** WORK INSTRUCTIONS **
Exactly reproduce the lines from the one holding "Read this page and output its text content." through the final line of the listing below, with both ends included and nothing else.

(Excerpt from a dataset)
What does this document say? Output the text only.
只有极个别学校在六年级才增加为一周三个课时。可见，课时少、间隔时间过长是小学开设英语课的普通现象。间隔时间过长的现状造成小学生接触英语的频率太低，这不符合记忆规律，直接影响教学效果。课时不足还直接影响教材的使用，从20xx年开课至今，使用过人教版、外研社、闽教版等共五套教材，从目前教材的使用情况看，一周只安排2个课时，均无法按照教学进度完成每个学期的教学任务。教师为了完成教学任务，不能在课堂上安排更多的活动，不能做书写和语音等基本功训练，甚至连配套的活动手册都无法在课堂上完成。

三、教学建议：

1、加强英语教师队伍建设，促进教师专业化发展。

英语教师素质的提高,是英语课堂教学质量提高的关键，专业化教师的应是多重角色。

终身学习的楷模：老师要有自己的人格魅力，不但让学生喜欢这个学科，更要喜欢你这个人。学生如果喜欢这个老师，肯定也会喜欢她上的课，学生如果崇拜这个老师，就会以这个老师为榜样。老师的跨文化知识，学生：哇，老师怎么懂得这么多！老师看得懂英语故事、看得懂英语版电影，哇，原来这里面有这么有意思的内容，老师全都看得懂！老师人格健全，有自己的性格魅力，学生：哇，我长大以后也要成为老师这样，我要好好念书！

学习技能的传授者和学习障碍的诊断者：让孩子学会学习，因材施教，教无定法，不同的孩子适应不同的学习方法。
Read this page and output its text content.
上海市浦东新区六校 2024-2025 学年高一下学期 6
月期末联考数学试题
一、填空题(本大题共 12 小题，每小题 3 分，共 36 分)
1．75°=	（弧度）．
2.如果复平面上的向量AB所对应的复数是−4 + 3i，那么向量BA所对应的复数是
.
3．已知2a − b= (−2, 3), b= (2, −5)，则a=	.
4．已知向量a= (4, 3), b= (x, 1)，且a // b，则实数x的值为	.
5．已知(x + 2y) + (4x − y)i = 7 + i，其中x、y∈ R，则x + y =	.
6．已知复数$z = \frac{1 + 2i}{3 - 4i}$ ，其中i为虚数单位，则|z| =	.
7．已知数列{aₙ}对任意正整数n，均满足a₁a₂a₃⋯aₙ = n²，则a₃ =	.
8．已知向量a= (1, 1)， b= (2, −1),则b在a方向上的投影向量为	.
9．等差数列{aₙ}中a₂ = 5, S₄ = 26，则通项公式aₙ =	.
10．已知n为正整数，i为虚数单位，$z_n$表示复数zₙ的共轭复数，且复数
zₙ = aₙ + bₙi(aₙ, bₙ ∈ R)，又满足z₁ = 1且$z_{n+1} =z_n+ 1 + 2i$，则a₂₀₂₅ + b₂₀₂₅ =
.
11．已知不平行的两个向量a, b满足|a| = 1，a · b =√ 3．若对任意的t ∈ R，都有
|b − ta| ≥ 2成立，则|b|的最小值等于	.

** FINAL RESULT **
Read this page and output its text content.
上海市浦东新区六校 2024-2025 学年高一下学期 6
月期末联考数学试题
一、填空题(本大题共 12 小题，每小题 3 分，共 36 分)
1．75°=	（弧度）．
2.如果复平面上的向量AB所对应的复数是−4 + 3i，那么向量BA所对应的复数是
.
3．已知2a − b= (−2, 3), b= (2, −5)，则a=	.
4．已知向量a= (4, 3), b= (x, 1)，且a // b，则实数x的值为	.
5．已知(x + 2y) + (4x − y)i = 7 + i，其中x、y∈ R，则x + y =	.
6．已知复数$z = \frac{1 + 2i}{3 - 4i}$ ，其中i为虚数单位，则|z| =	.
7．已知数列{aₙ}对任意正整数n，均满足a₁a₂a₃⋯aₙ = n²，则a₃ =	.
8．已知向量a= (1, 1)， b= (2, −1),则b在a方向上的投影向量为	.
9．等差数列{aₙ}中a₂ = 5, S₄ = 26，则通项公式aₙ =	.
10．已知n为正整数，i为虚数单位，$z_n$表示复数zₙ的共轭复数，且复数
zₙ = aₙ + bₙi(aₙ, bₙ ∈ R)，又满足z₁ = 1且$z_{n+1} =z_n+ 1 + 2i$，则a₂₀₂₅ + b₂₀₂₅ =
.
11．已知不平行的两个向量a, b满足|a| = 1，a · b =√ 3．若对任意的t ∈ R，都有
|b − ta| ≥ 2成立，则|b|的最小值等于	.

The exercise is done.